Exercise brief:
Your answer should be a single number: the count of lines holding the word "arms".

Task inputs:
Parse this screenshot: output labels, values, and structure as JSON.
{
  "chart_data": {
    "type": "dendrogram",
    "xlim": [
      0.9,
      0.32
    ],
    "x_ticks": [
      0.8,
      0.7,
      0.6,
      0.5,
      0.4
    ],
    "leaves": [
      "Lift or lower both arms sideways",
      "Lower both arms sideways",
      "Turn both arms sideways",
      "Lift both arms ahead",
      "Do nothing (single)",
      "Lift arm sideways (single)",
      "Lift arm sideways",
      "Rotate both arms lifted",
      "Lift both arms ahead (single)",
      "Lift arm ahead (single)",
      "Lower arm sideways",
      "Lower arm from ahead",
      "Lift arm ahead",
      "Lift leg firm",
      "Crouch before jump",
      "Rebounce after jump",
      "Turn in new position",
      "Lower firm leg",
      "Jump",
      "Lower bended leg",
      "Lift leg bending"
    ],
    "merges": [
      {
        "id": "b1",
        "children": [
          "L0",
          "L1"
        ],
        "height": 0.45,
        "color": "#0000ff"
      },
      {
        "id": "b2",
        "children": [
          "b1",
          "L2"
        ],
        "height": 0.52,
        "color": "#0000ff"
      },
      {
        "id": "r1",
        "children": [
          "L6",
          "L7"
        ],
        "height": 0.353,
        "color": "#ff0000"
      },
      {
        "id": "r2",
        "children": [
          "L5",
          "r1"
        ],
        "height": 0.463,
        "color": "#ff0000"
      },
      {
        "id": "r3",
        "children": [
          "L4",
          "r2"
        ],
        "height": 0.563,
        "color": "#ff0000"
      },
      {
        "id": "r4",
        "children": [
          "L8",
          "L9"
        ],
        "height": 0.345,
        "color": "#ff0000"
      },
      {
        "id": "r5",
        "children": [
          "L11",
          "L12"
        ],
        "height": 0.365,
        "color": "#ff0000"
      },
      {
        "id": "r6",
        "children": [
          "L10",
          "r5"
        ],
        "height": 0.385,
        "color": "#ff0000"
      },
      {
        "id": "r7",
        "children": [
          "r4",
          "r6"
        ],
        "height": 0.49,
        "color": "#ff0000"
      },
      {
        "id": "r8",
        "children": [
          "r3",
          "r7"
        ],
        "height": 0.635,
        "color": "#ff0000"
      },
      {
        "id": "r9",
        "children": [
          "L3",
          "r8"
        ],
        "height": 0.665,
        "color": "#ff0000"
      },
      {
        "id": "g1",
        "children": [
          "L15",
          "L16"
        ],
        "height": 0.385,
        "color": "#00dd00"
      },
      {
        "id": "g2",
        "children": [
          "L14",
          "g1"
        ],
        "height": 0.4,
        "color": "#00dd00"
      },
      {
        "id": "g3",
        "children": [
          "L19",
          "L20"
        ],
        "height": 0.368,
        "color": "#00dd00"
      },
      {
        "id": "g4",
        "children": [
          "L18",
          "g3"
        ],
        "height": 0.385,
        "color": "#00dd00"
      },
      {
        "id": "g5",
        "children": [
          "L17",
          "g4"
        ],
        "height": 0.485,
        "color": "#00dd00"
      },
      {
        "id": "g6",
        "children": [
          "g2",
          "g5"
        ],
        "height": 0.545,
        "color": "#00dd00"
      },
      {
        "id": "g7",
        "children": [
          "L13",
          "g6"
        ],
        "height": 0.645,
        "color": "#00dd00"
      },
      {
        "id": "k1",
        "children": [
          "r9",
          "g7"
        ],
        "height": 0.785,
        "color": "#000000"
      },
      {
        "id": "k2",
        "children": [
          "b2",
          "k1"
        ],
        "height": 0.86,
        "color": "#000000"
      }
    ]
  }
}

Full solution:
6